Problem to solve ::
Each entry below is to be duplicated verbatim.

Dataset extract ::
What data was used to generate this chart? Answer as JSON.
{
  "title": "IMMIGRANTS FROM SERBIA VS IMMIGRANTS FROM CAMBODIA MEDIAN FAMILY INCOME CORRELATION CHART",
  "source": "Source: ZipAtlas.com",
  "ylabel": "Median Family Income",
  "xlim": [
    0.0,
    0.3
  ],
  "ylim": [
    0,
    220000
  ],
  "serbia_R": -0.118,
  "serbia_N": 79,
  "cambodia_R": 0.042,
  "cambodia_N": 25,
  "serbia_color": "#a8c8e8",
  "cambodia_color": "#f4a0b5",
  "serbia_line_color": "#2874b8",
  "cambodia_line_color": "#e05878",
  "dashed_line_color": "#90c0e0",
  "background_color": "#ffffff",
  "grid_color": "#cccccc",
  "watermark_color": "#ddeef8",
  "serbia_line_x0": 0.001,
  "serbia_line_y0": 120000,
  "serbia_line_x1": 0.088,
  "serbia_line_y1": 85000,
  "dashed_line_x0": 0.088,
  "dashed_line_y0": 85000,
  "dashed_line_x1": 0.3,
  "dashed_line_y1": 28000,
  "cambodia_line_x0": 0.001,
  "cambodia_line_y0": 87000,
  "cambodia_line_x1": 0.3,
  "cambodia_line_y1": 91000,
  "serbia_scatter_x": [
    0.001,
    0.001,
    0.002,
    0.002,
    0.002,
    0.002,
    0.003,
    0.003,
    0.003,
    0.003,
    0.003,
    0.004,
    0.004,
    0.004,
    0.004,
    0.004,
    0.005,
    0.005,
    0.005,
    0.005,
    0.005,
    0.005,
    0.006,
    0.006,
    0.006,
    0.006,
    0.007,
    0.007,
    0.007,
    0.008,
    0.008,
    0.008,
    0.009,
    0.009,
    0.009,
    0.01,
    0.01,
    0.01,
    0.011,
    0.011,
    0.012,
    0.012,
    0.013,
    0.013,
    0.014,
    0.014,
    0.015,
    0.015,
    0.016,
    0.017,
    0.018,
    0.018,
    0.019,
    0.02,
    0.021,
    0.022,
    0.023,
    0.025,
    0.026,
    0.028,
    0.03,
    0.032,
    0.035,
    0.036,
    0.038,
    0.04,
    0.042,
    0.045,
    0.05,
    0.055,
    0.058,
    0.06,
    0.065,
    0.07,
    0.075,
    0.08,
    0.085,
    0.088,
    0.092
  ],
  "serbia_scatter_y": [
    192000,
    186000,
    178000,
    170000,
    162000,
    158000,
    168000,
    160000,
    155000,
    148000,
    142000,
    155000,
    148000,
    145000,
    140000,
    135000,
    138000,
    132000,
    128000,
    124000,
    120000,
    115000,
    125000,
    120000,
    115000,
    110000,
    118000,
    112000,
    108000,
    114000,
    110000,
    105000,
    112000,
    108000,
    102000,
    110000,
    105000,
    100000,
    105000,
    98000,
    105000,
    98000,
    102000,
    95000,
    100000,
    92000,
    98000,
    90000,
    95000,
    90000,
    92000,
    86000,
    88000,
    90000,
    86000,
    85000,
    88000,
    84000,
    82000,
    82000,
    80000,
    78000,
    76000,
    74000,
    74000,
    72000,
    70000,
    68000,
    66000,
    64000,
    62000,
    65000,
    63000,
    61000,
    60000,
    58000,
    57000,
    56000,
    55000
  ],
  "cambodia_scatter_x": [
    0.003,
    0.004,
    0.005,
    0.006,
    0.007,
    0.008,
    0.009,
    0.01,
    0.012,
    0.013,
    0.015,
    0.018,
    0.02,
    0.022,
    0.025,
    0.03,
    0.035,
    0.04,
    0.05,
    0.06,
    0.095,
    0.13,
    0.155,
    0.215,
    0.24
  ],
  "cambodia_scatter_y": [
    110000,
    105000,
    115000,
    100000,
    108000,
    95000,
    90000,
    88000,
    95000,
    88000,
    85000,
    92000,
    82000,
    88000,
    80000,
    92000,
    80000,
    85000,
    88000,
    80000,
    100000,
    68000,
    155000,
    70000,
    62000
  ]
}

Full response ::
What data was used to generate this chart? Answer as JSON.
{
  "title": "IMMIGRANTS FROM SERBIA VS IMMIGRANTS FROM CAMBODIA MEDIAN FAMILY INCOME CORRELATION CHART",
  "source": "Source: ZipAtlas.com",
  "ylabel": "Median Family Income",
  "xlim": [
    0.0,
    0.3
  ],
  "ylim": [
    0,
    220000
  ],
  "serbia_R": -0.118,
  "serbia_N": 79,
  "cambodia_R": 0.042,
  "cambodia_N": 25,
  "serbia_color": "#a8c8e8",
  "cambodia_color": "#f4a0b5",
  "serbia_line_color": "#2874b8",
  "cambodia_line_color": "#e05878",
  "dashed_line_color": "#90c0e0",
  "background_color": "#ffffff",
  "grid_color": "#cccccc",
  "watermark_color": "#ddeef8",
  "serbia_line_x0": 0.001,
  "serbia_line_y0": 120000,
  "serbia_line_x1": 0.088,
  "serbia_line_y1": 85000,
  "dashed_line_x0": 0.088,
  "dashed_line_y0": 85000,
  "dashed_line_x1": 0.3,
  "dashed_line_y1": 28000,
  "cambodia_line_x0": 0.001,
  "cambodia_line_y0": 87000,
  "cambodia_line_x1": 0.3,
  "cambodia_line_y1": 91000,
  "serbia_scatter_x": [
    0.001,
    0.001,
    0.002,
    0.002,
    0.002,
    0.002,
    0.003,
    0.003,
    0.003,
    0.003,
    0.003,
    0.004,
    0.004,
    0.004,
    0.004,
    0.004,
    0.005,
    0.005,
    0.005,
    0.005,
    0.005,
    0.005,
    0.006,
    0.006,
    0.006,
    0.006,
    0.007,
    0.007,
    0.007,
    0.008,
    0.008,
    0.008,
    0.009,
    0.009,
    0.009,
    0.01,
    0.01,
    0.01,
    0.011,
    0.011,
    0.012,
    0.012,
    0.013,
    0.013,
    0.014,
    0.014,
    0.015,
    0.015,
    0.016,
    0.017,
    0.018,
    0.018,
    0.019,
    0.02,
    0.021,
    0.022,
    0.023,
    0.025,
    0.026,
    0.028,
    0.03,
    0.032,
    0.035,
    0.036,
    0.038,
    0.04,
    0.042,
    0.045,
    0.05,
    0.055,
    0.058,
    0.06,
    0.065,
    0.07,
    0.075,
    0.08,
    0.085,
    0.088,
    0.092
  ],
  "serbia_scatter_y": [
    192000,
    186000,
    178000,
    170000,
    162000,
    158000,
    168000,
    160000,
    155000,
    148000,
    142000,
    155000,
    148000,
    145000,
    140000,
    135000,
    138000,
    132000,
    128000,
    124000,
    120000,
    115000,
    125000,
    120000,
    115000,
    110000,
    118000,
    112000,
    108000,
    114000,
    110000,
    105000,
    112000,
    108000,
    102000,
    110000,
    105000,
    100000,
    105000,
    98000,
    105000,
    98000,
    102000,
    95000,
    100000,
    92000,
    98000,
    90000,
    95000,
    90000,
    92000,
    86000,
    88000,
    90000,
    86000,
    85000,
    88000,
    84000,
    82000,
    82000,
    80000,
    78000,
    76000,
    74000,
    74000,
    72000,
    70000,
    68000,
    66000,
    64000,
    62000,
    65000,
    63000,
    61000,
    60000,
    58000,
    57000,
    56000,
    55000
  ],
  "cambodia_scatter_x": [
    0.003,
    0.004,
    0.005,
    0.006,
    0.007,
    0.008,
    0.009,
    0.01,
    0.012,
    0.013,
    0.015,
    0.018,
    0.02,
    0.022,
    0.025,
    0.03,
    0.035,
    0.04,
    0.05,
    0.06,
    0.095,
    0.13,
    0.155,
    0.215,
    0.24
  ],
  "cambodia_scatter_y": [
    110000,
    105000,
    115000,
    100000,
    108000,
    95000,
    90000,
    88000,
    95000,
    88000,
    85000,
    92000,
    82000,
    88000,
    80000,
    92000,
    80000,
    85000,
    88000,
    80000,
    100000,
    68000,
    155000,
    70000,
    62000
  ]
}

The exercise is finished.